* **DATASET RECORDS**
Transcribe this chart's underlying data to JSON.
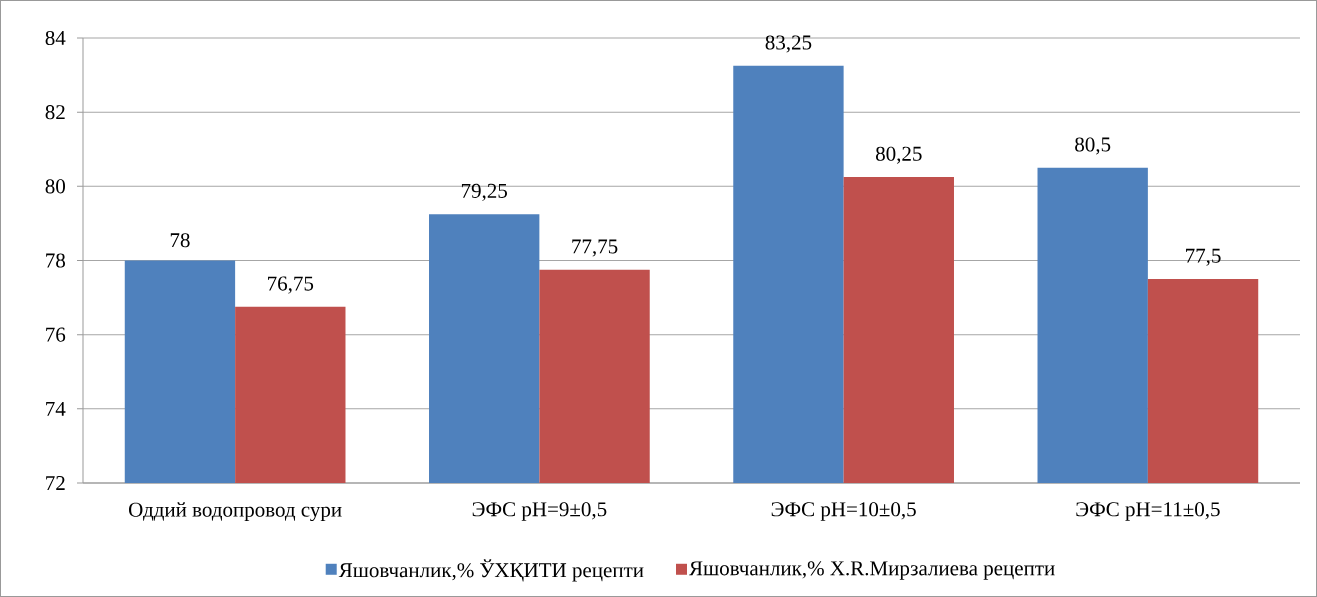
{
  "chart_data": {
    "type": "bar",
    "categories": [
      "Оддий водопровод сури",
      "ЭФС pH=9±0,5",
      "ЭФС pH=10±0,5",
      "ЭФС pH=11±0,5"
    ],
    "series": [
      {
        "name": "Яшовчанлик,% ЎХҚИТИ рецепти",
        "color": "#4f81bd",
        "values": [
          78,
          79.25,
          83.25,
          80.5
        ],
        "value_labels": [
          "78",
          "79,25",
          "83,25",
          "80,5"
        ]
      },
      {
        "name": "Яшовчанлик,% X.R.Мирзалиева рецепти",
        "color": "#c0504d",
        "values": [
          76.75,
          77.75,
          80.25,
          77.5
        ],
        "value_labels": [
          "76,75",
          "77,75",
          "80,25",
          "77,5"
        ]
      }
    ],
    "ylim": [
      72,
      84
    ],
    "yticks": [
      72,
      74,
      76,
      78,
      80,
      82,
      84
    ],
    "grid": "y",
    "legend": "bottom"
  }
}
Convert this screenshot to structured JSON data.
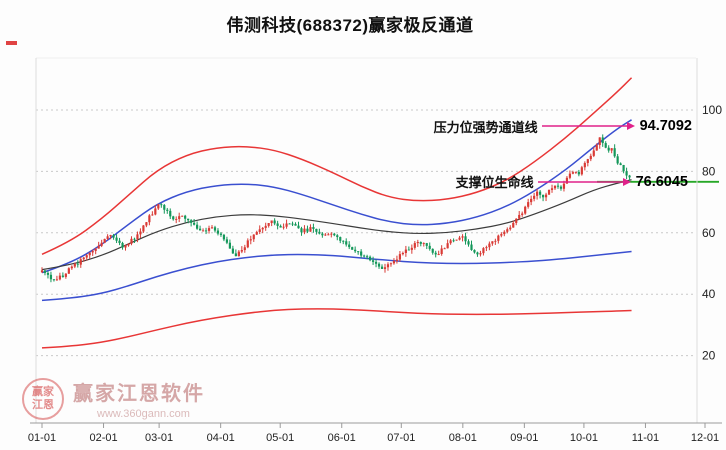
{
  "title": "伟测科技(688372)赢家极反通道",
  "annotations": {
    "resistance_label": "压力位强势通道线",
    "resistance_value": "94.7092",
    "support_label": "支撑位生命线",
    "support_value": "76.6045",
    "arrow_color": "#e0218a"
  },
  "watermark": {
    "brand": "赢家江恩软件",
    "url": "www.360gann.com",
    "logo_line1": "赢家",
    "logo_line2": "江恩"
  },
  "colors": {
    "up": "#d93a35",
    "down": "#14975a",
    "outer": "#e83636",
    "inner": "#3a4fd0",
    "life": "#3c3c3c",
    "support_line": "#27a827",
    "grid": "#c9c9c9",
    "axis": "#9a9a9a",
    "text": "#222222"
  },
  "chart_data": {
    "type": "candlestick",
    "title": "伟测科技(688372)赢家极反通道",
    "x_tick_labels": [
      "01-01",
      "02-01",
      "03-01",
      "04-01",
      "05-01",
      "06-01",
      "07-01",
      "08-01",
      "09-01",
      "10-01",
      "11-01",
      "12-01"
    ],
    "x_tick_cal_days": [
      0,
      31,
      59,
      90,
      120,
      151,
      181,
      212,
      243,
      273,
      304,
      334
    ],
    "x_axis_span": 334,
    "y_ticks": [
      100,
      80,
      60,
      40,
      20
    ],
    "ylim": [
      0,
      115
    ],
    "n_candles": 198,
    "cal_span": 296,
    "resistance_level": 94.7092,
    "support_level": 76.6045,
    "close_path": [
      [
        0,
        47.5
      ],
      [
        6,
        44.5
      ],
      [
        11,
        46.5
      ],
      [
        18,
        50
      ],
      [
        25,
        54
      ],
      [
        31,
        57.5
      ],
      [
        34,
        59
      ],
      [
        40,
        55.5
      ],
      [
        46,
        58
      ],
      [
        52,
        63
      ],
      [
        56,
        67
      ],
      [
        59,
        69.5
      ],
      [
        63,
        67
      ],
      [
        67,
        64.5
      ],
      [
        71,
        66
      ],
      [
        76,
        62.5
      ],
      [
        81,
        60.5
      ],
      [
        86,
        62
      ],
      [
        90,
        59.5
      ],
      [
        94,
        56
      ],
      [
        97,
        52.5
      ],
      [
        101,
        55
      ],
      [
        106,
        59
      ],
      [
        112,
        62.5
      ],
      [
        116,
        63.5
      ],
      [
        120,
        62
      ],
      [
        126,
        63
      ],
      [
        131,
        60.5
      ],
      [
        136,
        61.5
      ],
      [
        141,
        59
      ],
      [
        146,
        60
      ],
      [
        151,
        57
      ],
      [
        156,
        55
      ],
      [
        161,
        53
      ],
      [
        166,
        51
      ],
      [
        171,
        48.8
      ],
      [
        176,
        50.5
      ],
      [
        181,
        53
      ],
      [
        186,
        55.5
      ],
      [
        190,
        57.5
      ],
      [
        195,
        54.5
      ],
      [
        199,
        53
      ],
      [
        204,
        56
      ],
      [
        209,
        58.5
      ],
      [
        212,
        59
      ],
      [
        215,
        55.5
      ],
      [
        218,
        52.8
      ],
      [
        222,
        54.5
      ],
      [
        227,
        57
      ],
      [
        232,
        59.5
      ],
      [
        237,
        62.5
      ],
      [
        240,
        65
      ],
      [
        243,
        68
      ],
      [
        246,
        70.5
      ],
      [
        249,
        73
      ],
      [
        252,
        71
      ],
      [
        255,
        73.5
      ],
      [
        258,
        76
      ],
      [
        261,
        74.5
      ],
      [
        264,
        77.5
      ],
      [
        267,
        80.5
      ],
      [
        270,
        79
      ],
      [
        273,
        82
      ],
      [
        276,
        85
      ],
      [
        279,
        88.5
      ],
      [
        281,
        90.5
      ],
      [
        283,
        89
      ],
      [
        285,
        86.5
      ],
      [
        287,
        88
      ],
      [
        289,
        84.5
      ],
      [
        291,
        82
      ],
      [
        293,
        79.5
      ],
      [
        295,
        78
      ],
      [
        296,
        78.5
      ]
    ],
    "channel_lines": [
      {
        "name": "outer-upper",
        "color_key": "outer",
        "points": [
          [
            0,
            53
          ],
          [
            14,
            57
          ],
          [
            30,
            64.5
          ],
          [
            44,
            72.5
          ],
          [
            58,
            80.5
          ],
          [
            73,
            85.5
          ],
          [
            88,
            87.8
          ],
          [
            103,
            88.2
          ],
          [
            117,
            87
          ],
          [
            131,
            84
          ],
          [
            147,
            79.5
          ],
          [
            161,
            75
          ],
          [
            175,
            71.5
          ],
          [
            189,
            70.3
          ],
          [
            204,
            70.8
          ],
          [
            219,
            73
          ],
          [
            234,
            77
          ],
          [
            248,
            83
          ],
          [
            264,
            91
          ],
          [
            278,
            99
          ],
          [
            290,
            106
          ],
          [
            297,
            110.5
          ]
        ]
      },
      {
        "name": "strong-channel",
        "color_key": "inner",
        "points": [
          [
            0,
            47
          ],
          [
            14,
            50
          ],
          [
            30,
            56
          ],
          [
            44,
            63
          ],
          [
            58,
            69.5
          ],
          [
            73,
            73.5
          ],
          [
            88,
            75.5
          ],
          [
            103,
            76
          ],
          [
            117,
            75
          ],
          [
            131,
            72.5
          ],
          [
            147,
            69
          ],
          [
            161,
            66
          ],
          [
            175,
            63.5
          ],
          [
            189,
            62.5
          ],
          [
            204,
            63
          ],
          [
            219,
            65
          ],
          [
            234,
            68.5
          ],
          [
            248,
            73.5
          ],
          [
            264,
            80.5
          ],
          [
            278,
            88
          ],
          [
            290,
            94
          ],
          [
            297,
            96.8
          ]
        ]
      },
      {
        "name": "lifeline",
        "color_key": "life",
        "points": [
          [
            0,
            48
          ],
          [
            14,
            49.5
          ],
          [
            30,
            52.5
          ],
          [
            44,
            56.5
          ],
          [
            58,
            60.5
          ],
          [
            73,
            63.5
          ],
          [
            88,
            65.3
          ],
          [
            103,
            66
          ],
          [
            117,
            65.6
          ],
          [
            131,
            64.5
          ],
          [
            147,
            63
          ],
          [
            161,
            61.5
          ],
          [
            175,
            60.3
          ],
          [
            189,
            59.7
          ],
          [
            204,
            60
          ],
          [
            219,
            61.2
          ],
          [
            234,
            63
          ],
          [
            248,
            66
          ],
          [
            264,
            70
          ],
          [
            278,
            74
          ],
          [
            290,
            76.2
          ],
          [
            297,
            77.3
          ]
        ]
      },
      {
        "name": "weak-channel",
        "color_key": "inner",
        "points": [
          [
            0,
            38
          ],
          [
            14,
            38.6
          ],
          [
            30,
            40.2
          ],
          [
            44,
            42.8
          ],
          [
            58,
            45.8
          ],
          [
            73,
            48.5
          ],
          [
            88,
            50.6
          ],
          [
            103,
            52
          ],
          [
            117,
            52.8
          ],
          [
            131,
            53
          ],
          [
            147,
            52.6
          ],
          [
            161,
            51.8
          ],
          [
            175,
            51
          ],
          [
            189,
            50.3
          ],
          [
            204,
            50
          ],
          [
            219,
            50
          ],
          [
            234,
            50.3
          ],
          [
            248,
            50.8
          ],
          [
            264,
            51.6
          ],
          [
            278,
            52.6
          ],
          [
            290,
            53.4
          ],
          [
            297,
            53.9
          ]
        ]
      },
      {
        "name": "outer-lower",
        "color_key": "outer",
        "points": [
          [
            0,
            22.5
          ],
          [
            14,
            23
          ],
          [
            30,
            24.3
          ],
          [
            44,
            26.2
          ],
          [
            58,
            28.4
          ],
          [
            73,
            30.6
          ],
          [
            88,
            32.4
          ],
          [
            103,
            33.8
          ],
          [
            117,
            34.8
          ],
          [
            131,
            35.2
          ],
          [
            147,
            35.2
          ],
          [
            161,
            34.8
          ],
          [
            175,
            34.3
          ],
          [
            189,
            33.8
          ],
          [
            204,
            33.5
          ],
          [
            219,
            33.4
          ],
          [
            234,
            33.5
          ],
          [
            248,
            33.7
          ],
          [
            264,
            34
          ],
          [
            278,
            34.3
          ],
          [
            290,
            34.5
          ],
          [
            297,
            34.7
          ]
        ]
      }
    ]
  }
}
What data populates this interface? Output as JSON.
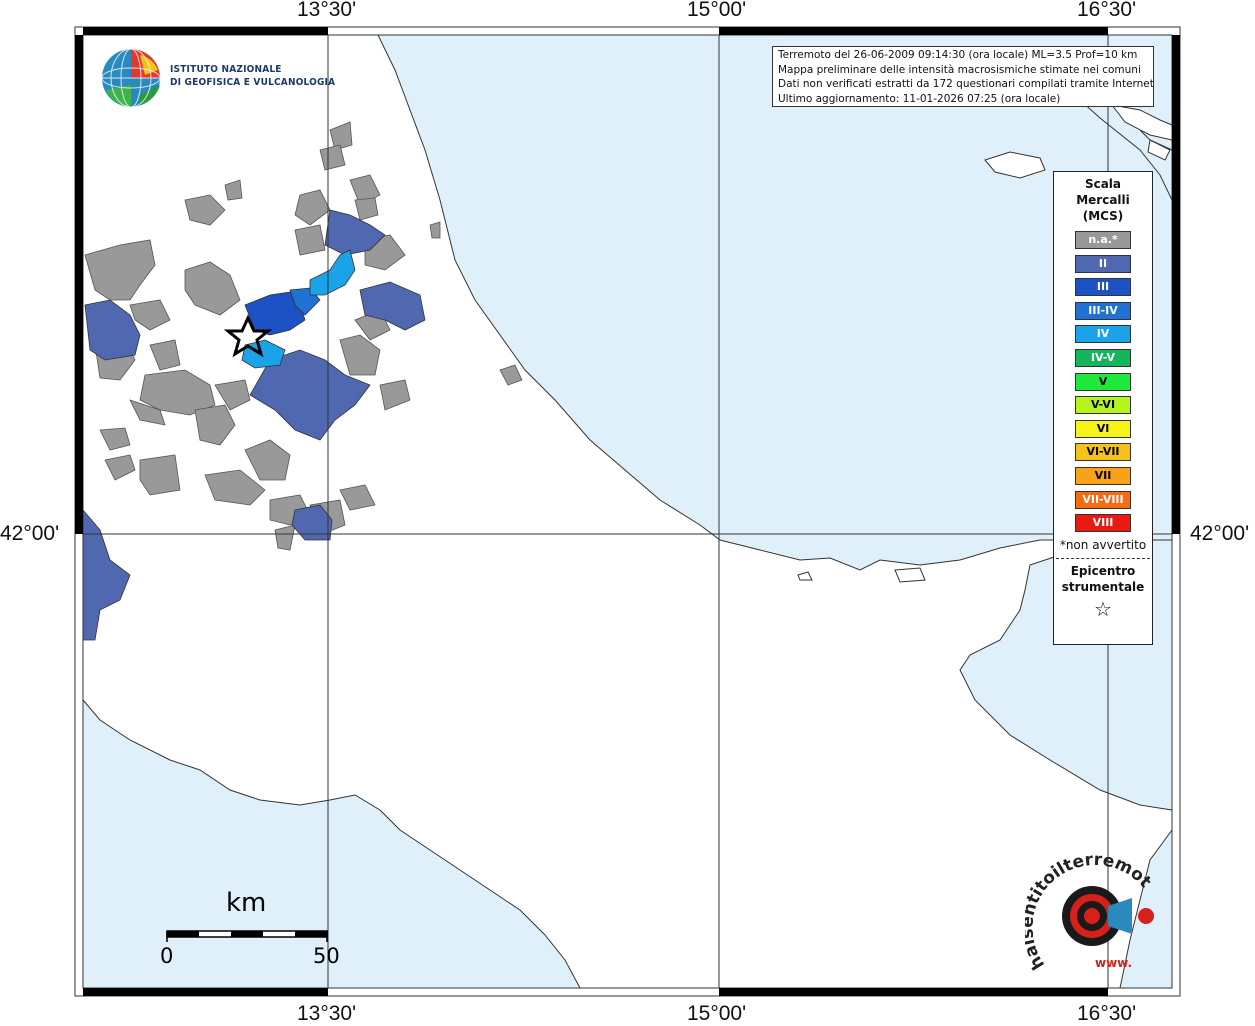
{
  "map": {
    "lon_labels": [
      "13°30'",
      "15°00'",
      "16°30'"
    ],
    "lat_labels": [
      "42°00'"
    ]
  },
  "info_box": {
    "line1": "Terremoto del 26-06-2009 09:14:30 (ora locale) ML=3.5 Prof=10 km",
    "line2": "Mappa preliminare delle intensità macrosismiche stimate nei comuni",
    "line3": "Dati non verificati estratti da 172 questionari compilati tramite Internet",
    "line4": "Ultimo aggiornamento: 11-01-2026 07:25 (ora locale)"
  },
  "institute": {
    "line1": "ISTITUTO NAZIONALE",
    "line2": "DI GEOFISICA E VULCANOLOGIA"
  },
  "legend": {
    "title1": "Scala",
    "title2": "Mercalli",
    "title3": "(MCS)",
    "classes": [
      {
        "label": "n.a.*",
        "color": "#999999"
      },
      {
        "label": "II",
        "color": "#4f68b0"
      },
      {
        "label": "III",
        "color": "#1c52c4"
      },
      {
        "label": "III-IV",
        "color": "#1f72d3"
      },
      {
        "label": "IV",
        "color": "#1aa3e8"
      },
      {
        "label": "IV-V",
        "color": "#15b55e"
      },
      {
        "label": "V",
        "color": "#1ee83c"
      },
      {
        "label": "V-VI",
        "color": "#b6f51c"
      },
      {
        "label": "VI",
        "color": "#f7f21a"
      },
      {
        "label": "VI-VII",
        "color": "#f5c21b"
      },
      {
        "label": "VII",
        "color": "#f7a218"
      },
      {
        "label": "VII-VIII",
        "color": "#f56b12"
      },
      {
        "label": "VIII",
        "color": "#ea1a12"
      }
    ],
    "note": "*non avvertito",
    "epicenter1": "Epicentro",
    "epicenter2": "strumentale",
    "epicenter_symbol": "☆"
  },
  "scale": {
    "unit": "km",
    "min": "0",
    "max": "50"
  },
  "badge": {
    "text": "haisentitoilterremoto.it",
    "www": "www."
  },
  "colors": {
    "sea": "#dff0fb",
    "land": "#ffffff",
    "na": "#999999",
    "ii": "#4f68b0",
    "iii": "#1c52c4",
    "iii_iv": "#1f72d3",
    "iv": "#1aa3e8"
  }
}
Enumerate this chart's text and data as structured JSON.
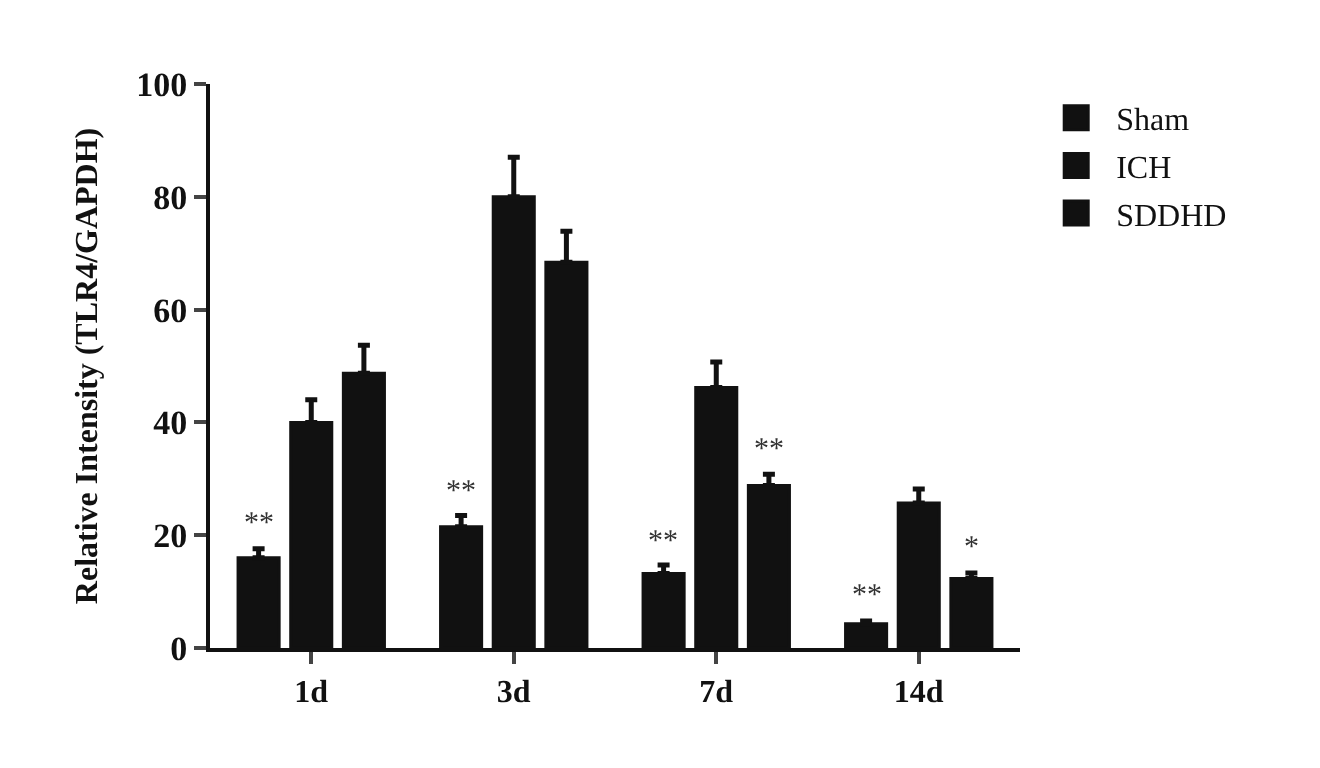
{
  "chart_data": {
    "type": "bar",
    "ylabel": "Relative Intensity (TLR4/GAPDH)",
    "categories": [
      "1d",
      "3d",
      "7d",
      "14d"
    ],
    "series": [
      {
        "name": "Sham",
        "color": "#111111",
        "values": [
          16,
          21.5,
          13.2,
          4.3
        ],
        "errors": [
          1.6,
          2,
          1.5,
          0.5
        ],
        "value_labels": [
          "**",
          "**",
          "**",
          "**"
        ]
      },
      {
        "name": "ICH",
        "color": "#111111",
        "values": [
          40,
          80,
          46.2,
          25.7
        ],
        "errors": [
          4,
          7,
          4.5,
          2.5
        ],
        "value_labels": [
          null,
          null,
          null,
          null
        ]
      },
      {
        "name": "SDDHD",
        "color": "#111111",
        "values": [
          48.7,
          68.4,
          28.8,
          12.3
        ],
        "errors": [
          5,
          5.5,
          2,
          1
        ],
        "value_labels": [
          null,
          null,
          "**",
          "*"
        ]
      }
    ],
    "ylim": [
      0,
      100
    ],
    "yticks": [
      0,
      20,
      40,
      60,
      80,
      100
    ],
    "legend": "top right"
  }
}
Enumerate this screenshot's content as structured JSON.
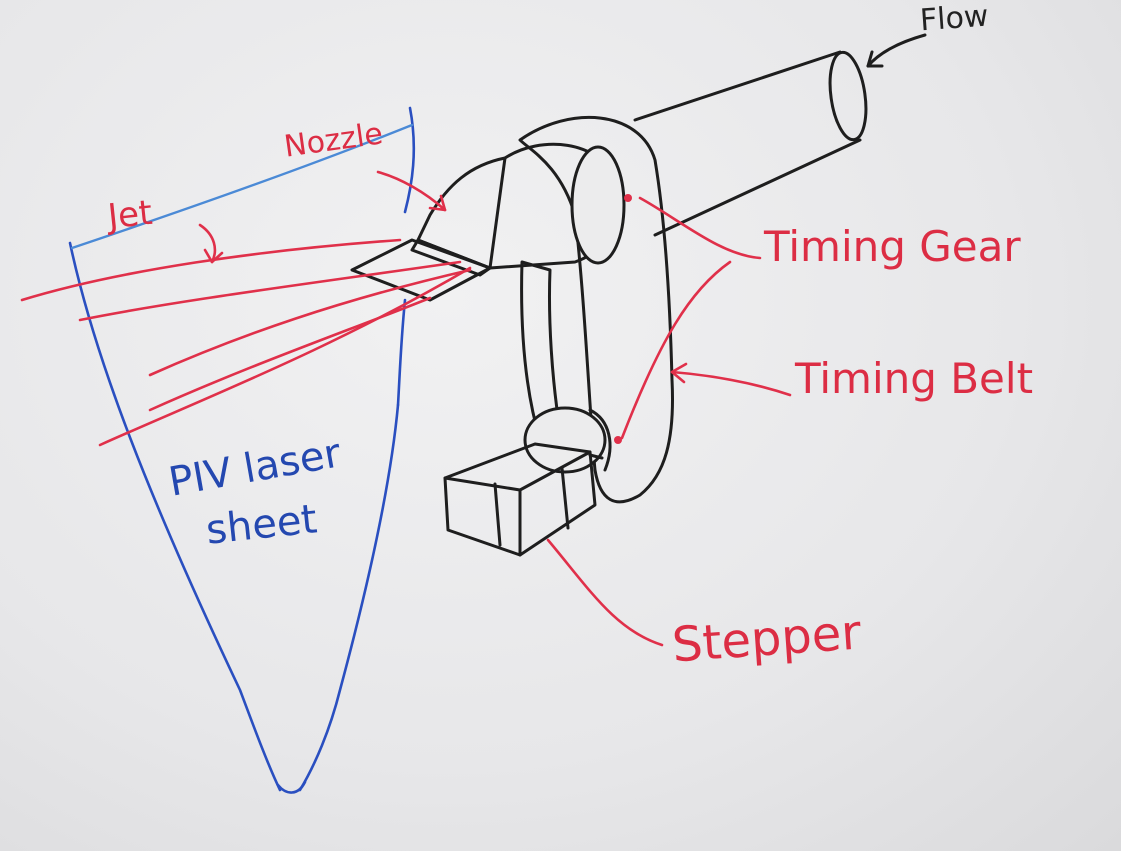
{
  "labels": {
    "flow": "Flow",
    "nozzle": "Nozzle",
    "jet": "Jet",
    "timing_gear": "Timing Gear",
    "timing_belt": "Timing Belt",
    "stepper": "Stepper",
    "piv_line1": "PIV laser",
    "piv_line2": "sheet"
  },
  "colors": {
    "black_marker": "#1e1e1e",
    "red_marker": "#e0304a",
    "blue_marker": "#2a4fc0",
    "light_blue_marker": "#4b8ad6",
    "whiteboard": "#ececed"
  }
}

* **STATED TASK**
Above are some records. Count the lines among them with the word "Яшовчанлик", and answer with the number only.

* **RESULT**
2